> _OBJECTIVE_
From the listing below, pick out each line with the word "shutter".

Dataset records
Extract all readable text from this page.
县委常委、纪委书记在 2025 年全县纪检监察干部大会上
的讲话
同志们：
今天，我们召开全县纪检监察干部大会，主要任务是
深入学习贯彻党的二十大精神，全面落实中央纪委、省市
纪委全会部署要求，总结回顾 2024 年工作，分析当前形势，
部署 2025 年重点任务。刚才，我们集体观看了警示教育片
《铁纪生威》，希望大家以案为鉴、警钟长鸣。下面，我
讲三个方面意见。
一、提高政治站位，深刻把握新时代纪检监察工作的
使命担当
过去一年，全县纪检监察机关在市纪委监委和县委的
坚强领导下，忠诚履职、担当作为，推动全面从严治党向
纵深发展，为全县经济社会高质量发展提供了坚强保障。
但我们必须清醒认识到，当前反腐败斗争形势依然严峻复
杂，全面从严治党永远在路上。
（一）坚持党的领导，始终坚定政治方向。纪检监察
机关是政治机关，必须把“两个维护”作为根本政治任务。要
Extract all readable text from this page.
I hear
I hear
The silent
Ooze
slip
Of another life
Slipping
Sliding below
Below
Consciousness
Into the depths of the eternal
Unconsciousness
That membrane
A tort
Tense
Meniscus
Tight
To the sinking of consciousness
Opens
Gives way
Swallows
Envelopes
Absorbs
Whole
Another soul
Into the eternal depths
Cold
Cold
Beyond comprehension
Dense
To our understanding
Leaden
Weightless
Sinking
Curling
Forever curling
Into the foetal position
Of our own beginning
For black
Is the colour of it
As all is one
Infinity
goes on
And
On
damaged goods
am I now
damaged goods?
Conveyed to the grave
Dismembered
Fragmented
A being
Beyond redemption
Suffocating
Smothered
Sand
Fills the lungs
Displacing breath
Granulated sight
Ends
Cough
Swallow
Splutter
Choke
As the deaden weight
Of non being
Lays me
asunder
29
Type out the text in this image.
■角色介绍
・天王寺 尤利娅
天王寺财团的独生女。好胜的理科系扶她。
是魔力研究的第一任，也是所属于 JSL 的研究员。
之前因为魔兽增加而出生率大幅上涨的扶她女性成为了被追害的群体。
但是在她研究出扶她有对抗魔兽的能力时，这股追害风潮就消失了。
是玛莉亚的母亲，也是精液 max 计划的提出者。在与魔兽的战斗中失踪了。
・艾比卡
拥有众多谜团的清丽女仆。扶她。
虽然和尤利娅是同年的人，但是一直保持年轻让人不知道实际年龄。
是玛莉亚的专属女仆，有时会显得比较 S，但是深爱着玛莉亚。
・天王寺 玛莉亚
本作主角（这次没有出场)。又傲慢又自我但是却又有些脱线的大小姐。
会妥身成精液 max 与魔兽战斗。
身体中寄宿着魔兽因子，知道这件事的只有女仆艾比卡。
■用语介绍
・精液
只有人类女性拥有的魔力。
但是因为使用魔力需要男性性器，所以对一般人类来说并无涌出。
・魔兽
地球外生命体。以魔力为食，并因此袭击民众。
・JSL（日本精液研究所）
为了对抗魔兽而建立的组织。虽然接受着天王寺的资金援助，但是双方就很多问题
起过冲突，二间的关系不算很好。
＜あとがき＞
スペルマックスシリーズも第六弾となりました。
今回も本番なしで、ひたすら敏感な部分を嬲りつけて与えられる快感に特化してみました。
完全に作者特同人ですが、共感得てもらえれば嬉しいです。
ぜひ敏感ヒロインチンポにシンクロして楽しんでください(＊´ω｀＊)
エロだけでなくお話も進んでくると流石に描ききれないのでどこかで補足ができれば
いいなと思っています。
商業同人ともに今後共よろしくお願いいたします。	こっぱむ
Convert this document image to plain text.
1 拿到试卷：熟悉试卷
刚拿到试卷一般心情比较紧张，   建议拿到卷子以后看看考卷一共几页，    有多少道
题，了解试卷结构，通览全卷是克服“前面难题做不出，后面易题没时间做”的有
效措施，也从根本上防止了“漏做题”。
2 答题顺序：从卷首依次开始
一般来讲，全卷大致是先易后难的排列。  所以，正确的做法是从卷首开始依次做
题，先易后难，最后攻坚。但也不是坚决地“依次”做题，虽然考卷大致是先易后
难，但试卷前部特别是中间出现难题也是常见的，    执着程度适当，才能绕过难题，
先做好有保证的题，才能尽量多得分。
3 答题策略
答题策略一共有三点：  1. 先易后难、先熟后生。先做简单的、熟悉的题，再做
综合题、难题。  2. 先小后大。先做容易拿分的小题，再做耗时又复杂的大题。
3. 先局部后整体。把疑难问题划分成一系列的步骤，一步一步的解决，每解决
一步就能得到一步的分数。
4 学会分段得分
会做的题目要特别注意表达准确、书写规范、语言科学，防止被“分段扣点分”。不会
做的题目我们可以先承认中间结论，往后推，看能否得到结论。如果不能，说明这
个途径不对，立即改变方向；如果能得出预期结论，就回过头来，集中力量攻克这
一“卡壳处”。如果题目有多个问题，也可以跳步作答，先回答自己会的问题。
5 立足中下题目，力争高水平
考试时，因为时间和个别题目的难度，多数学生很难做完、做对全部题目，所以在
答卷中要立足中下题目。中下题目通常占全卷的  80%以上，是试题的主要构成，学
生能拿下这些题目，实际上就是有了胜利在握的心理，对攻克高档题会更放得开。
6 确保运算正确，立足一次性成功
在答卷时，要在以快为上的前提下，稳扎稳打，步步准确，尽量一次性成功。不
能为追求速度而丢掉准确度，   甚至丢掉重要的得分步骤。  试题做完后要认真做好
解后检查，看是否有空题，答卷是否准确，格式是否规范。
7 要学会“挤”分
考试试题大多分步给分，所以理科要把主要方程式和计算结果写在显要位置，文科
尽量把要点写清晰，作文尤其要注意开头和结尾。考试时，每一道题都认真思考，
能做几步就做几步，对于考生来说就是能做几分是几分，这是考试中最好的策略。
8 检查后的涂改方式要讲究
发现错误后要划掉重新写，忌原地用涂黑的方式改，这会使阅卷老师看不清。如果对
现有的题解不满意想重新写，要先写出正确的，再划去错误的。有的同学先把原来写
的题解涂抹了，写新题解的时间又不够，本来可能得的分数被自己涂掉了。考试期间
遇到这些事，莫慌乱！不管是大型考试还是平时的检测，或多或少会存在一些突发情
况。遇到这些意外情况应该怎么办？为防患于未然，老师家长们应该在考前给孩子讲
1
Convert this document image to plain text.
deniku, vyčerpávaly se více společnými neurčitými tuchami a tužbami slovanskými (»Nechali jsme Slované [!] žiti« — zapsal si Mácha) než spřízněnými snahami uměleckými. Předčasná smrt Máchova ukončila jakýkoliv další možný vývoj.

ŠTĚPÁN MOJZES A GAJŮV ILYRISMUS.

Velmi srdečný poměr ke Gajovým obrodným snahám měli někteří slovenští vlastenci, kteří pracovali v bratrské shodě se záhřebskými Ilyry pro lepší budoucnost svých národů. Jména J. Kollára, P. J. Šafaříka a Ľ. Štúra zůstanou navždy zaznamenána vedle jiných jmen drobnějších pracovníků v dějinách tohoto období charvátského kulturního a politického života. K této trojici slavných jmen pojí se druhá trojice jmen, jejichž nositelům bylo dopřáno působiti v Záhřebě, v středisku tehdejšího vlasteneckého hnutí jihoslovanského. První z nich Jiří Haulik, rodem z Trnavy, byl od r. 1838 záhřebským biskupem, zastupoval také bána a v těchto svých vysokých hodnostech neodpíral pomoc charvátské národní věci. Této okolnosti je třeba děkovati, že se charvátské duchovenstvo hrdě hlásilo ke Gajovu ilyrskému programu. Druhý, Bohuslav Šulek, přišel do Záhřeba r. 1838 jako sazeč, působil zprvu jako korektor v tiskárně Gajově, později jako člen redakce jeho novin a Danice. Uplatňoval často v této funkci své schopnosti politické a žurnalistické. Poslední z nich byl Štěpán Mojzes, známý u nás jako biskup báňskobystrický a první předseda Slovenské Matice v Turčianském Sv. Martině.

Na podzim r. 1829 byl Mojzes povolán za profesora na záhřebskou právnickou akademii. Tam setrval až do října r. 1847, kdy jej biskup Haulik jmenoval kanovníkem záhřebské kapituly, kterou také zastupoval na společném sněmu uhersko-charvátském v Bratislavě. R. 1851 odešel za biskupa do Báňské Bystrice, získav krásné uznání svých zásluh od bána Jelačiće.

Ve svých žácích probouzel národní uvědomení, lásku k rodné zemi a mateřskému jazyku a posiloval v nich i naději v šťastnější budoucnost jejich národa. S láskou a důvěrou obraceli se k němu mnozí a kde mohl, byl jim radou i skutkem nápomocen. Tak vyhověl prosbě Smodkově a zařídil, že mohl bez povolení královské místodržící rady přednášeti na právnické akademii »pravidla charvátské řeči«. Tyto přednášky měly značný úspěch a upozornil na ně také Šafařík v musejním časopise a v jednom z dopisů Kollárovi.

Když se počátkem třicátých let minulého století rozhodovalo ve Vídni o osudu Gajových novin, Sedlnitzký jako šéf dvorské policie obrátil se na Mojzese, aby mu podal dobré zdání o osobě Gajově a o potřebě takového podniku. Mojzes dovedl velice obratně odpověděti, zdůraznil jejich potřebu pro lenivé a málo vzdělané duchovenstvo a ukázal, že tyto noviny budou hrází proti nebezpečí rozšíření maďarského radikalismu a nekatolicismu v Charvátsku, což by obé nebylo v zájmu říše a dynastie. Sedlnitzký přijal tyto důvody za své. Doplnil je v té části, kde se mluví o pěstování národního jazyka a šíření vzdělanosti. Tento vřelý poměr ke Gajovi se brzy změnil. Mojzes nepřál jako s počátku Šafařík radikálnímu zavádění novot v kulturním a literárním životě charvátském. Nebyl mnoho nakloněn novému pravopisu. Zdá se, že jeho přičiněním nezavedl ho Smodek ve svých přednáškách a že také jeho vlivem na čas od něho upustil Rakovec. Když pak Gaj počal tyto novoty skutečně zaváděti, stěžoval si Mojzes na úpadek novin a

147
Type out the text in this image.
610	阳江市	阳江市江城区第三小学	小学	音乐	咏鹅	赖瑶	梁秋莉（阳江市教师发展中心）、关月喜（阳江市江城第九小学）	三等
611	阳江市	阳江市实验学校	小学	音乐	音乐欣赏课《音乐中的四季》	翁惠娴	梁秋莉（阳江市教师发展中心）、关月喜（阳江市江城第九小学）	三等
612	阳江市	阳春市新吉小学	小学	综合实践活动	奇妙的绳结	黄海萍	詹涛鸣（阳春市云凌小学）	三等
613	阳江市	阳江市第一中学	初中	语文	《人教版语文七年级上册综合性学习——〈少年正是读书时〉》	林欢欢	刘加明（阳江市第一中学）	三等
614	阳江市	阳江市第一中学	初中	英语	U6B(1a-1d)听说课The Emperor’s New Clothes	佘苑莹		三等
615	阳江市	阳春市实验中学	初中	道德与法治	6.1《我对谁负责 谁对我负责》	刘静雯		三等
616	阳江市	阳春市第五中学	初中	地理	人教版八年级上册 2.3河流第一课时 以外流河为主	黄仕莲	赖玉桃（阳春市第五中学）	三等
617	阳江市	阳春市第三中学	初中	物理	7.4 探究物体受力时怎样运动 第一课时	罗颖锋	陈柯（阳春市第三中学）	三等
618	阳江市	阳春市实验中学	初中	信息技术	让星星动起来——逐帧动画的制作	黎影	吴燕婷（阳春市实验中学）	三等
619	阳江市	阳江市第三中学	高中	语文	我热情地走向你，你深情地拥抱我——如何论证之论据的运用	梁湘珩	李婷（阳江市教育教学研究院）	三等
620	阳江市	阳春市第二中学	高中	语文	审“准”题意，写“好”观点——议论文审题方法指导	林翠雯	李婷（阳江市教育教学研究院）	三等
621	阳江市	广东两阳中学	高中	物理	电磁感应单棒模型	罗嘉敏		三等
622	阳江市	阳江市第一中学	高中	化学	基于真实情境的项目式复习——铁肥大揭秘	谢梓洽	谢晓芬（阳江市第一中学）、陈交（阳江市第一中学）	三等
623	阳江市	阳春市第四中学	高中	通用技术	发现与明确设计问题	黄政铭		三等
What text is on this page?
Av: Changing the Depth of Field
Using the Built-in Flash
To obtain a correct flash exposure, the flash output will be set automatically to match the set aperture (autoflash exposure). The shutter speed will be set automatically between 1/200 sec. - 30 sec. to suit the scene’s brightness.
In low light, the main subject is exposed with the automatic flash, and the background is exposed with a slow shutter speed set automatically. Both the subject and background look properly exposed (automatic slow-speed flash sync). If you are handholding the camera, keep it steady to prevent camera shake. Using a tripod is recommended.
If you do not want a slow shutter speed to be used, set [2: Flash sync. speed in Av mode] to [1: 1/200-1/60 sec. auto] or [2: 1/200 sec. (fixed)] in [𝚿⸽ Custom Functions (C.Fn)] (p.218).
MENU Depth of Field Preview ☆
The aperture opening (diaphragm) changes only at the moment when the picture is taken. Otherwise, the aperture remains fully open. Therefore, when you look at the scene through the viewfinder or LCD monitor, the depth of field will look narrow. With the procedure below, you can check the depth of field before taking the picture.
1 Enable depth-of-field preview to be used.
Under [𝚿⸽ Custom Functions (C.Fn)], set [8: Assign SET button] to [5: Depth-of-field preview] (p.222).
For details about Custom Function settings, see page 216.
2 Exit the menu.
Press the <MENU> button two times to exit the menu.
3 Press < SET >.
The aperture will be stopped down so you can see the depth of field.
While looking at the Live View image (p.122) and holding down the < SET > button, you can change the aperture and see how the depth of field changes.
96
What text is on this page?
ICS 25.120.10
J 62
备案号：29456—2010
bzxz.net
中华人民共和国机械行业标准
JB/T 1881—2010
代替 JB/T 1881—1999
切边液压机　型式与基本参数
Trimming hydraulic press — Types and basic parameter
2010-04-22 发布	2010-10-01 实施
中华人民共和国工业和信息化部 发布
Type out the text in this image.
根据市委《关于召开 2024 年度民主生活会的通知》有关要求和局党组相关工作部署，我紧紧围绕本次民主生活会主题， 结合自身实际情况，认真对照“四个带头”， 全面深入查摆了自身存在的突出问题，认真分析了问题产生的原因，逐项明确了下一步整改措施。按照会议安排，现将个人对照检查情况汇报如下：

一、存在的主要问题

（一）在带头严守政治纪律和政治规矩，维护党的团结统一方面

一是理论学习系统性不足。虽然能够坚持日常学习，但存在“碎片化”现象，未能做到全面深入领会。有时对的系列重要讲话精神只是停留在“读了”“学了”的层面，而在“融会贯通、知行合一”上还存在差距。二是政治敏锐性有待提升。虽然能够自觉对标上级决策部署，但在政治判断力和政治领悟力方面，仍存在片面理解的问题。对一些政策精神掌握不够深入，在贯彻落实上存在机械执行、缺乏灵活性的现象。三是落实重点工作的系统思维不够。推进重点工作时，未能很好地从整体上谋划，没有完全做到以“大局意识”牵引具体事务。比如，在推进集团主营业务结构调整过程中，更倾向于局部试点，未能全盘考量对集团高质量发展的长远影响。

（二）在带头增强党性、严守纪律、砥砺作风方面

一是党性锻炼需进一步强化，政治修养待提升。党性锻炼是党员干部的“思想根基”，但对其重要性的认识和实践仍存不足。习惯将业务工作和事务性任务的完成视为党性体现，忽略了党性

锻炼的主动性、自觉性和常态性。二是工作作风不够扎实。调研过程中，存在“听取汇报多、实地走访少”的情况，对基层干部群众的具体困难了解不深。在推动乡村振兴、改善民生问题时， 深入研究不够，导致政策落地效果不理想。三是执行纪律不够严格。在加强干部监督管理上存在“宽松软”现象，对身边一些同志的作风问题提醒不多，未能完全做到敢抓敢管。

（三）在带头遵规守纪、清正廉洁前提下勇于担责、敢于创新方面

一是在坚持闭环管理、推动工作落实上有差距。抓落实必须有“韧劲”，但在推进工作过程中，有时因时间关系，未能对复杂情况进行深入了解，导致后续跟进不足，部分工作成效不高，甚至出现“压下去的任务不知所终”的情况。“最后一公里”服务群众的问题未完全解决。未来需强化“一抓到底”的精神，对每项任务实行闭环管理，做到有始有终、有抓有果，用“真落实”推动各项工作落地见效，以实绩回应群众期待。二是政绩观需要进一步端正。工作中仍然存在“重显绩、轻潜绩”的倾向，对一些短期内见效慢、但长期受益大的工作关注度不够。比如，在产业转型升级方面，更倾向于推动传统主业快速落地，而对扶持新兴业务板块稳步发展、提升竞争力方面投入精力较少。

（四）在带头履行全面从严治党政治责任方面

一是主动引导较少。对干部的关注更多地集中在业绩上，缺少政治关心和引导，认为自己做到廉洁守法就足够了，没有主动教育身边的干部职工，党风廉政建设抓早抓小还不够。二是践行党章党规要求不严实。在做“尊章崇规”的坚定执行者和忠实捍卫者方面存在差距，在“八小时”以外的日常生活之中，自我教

> _FINAL RESULT_
To obtain a correct flash exposure, the flash output will be set automatically to match the set aperture (autoflash exposure). The shutter speed will be set automatically between 1/200 sec. - 30 sec. to suit the scene’s brightness.
In low light, the main subject is exposed with the automatic flash, and the background is exposed with a slow shutter speed set automatically. Both the subject and background look properly exposed (automatic slow-speed flash sync). If you are handholding the camera, keep it steady to prevent camera shake. Using a tripod is recommended.
If you do not want a slow shutter speed to be used, set [2: Flash sync. speed in Av mode] to [1: 1/200-1/60 sec. auto] or [2: 1/200 sec. (fixed)] in [𝚿⸽ Custom Functions (C.Fn)] (p.218).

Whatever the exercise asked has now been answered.